**Goal of the exercise:** Locate the string "Disassembly" in the listing below. Copy every line where it is found.
Material start
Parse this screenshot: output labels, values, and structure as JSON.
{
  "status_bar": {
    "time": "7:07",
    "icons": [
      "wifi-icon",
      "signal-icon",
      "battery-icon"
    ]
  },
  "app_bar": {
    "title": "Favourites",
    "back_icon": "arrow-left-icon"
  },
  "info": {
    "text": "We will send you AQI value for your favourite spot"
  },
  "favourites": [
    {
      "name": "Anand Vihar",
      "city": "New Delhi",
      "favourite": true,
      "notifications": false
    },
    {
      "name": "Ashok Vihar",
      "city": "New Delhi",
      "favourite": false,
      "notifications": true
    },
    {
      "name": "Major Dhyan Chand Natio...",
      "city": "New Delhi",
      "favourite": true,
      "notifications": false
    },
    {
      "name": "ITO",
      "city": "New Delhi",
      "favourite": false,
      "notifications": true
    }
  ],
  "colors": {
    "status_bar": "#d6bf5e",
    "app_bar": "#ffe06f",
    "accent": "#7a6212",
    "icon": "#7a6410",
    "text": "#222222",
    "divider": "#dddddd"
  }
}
Material end
Material start
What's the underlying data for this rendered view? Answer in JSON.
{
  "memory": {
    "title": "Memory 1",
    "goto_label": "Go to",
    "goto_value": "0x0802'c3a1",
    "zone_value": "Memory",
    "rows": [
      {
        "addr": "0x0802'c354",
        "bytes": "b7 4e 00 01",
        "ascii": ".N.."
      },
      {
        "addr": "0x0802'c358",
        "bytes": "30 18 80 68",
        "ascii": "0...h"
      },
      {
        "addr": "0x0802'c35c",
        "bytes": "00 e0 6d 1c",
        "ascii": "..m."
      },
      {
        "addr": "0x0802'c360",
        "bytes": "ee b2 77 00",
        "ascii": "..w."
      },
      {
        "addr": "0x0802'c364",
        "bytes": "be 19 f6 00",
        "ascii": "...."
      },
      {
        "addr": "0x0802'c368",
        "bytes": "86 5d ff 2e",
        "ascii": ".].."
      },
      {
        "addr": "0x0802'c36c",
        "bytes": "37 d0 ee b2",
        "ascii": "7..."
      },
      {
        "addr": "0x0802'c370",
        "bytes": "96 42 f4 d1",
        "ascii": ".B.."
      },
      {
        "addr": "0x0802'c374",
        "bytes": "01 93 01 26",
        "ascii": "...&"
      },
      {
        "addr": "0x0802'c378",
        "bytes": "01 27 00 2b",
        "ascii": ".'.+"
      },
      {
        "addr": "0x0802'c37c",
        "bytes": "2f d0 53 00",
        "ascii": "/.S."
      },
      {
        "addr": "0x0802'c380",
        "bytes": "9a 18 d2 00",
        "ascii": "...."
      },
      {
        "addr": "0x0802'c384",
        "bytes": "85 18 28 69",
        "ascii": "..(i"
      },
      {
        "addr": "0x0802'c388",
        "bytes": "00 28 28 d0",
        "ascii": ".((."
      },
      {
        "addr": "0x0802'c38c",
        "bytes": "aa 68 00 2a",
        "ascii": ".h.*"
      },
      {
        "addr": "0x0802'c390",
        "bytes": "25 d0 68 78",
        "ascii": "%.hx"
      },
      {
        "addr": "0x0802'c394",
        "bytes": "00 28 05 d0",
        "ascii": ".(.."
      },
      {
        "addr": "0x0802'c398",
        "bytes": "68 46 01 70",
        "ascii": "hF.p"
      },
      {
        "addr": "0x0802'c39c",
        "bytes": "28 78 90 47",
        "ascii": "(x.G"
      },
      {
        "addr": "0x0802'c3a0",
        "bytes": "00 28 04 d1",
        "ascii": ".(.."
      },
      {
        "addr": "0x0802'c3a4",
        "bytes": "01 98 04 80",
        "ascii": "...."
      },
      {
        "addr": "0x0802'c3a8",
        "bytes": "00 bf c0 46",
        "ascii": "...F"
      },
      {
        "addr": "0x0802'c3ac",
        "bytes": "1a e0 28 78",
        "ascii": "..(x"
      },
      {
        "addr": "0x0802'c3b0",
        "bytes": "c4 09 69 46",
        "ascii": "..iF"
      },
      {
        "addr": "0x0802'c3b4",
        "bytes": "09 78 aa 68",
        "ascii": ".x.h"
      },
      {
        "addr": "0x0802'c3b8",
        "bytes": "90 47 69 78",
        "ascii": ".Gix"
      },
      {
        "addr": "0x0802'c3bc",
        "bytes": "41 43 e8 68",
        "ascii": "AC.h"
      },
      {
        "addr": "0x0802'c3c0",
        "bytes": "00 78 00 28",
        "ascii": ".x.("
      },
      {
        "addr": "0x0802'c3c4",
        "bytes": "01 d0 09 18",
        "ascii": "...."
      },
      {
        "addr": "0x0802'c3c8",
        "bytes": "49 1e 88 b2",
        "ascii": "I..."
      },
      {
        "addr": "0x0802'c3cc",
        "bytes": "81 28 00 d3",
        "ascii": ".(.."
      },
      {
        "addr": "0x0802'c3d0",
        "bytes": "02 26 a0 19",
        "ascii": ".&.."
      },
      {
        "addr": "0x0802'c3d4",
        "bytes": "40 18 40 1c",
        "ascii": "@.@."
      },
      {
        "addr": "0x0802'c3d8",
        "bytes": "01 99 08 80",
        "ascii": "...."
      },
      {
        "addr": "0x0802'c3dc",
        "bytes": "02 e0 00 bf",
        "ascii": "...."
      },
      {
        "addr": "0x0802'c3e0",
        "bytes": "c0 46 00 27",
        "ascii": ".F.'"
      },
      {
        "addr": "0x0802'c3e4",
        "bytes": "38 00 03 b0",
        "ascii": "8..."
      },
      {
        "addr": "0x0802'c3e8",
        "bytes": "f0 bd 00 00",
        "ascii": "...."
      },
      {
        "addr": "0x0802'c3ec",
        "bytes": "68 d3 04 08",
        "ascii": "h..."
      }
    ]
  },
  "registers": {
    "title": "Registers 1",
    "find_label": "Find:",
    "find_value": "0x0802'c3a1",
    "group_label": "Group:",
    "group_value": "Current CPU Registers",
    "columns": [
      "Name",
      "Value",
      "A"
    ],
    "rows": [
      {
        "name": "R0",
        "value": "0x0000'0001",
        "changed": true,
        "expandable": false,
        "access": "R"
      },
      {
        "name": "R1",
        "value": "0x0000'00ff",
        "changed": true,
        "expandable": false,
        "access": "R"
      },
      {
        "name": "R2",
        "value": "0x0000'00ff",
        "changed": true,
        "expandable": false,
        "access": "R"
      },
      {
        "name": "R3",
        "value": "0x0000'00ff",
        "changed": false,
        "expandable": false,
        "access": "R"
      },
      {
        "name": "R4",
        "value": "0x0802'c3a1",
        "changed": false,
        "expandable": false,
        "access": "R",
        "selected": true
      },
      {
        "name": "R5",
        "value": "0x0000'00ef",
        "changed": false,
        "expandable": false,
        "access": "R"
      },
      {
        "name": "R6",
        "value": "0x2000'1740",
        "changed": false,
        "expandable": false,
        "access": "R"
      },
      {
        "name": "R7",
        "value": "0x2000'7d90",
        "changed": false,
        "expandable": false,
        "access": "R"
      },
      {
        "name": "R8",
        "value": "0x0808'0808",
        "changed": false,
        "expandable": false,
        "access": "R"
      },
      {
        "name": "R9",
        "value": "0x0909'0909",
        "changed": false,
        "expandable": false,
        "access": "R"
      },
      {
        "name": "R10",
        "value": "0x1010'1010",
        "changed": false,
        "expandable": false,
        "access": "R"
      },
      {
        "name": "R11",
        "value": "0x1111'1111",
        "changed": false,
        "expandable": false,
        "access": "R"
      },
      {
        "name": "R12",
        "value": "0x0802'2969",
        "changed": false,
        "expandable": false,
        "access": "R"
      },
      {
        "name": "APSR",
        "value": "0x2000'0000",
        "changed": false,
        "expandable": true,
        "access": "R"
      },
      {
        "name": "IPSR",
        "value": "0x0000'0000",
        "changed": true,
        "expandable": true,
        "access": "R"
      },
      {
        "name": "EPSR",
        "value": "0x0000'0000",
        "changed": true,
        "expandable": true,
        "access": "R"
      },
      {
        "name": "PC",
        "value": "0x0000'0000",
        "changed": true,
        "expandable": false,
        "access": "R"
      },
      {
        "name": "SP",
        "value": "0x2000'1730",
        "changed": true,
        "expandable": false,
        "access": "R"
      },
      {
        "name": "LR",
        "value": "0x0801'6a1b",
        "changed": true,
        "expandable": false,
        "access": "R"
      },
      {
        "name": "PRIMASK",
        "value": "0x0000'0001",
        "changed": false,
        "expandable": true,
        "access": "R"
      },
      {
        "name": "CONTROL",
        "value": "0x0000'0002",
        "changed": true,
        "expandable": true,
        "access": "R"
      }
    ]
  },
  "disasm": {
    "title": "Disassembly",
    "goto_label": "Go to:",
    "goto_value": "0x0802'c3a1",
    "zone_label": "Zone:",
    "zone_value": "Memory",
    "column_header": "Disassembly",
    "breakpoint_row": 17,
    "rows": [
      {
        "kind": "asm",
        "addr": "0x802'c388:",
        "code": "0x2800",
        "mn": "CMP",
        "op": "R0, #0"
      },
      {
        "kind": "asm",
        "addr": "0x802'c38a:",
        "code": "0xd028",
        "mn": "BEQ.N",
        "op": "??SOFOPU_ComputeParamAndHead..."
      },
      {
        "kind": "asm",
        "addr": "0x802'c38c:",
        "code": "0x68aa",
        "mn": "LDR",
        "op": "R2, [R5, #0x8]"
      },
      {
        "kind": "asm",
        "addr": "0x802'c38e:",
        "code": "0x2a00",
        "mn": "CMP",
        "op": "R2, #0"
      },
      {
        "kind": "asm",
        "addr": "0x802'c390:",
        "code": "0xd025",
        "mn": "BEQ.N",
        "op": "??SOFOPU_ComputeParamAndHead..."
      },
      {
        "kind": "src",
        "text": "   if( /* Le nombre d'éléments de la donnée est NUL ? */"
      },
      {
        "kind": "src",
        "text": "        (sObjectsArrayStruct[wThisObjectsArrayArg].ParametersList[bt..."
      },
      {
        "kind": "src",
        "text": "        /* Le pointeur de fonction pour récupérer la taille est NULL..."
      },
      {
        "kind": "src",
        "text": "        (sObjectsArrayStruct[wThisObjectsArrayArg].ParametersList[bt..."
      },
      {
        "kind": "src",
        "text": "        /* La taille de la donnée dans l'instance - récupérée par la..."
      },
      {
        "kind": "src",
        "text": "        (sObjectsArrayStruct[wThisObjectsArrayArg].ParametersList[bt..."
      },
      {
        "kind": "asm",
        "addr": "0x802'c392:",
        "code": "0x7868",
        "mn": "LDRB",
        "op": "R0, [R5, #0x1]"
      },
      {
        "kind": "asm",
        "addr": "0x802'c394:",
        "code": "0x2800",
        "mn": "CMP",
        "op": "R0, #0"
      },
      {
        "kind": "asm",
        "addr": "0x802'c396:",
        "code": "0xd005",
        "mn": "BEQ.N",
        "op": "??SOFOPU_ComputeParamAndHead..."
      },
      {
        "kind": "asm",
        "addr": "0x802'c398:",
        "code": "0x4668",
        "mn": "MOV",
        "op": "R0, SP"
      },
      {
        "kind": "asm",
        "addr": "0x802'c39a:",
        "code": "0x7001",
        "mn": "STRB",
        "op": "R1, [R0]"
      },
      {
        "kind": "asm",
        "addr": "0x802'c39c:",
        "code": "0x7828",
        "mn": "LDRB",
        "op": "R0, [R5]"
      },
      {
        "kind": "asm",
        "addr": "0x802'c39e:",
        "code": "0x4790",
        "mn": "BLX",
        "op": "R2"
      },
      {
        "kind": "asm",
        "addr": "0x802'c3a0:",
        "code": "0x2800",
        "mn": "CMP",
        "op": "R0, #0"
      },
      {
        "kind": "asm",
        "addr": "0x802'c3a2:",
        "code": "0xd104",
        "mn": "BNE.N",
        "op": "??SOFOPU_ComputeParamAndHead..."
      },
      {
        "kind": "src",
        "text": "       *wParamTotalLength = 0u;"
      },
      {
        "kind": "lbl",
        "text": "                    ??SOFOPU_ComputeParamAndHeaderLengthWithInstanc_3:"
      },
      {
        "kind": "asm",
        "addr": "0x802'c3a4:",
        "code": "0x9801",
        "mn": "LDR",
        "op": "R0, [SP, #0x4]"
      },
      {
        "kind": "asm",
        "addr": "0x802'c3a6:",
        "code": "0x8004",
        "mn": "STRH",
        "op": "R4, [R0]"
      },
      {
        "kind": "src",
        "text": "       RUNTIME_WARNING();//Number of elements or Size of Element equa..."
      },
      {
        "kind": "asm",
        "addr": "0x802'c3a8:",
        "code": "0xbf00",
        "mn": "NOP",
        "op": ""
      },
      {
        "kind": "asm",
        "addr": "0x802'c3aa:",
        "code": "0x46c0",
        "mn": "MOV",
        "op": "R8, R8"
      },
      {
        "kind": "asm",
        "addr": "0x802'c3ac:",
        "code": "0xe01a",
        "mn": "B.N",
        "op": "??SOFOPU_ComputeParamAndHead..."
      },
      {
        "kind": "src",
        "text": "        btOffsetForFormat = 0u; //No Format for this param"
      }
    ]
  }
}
Material end
Material start
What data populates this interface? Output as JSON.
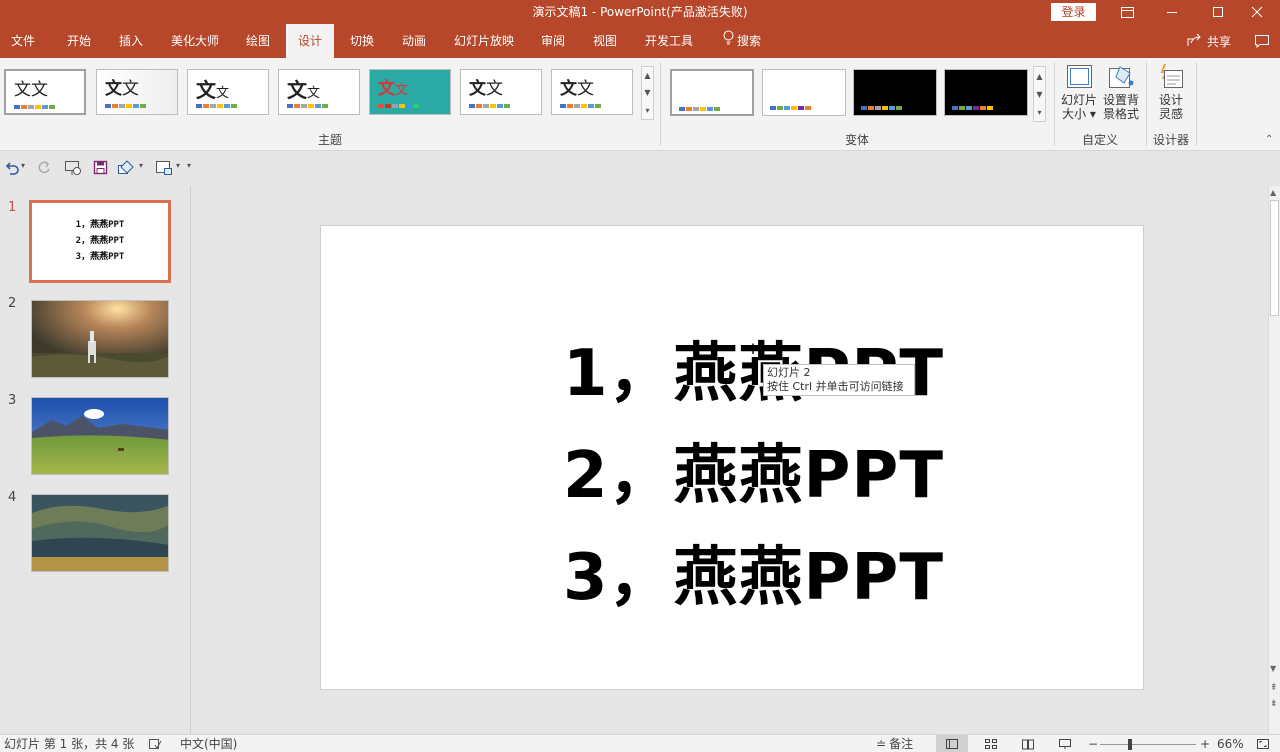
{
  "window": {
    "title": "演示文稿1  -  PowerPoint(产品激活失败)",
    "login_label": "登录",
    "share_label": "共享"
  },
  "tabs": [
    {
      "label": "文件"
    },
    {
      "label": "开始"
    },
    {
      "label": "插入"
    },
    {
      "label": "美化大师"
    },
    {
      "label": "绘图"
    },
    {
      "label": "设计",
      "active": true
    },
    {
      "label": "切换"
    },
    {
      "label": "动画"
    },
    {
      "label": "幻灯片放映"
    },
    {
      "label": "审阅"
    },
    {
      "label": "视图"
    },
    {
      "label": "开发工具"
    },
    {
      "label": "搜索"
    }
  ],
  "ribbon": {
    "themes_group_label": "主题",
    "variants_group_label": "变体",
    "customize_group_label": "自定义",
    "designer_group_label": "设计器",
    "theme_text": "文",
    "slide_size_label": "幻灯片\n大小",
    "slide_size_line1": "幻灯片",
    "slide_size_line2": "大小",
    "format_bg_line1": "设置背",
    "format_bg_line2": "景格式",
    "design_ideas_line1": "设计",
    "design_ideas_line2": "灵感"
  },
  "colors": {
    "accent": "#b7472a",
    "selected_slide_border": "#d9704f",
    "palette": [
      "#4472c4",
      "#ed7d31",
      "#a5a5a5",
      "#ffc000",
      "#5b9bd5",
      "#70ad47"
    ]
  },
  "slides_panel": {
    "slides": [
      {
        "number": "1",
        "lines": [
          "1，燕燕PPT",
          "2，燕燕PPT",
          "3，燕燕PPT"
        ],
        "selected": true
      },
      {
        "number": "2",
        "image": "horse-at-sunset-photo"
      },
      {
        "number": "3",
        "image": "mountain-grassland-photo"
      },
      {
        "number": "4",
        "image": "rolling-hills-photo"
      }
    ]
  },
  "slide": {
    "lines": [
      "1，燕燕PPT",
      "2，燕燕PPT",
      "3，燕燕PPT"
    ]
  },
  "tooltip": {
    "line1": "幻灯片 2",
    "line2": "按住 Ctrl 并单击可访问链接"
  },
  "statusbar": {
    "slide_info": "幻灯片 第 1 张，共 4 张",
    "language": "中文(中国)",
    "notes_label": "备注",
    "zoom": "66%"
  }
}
Material end
**Result of this exercise:**
    "title": "Disassembly",
    "column_header": "Disassembly",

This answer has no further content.